INFORMATION PROVIDED ▸

— Begin —

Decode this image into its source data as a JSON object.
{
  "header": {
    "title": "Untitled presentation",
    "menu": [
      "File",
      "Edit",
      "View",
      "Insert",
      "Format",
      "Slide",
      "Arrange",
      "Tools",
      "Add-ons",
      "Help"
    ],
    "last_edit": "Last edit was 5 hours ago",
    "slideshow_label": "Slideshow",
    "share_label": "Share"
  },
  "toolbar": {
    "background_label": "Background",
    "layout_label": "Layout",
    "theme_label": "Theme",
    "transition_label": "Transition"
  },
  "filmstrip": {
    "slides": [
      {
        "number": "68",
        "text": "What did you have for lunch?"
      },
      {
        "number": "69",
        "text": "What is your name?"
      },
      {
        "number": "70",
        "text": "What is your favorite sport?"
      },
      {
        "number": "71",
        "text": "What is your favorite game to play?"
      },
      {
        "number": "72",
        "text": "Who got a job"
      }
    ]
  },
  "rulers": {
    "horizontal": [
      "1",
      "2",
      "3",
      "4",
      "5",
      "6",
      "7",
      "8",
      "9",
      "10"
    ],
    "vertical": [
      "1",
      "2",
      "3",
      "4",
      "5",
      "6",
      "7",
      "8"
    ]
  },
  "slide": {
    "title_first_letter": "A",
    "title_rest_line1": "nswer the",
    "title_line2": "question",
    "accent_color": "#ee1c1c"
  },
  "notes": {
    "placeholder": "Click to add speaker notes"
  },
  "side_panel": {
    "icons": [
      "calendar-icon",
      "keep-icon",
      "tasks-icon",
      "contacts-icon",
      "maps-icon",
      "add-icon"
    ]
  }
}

— End —

DIRECTIVE ▸ Isolate each line of the listing above that includes "notes". Copy it.

REPLY TO THE TASK ▸
  "notes": {
    "placeholder": "Click to add speaker notes"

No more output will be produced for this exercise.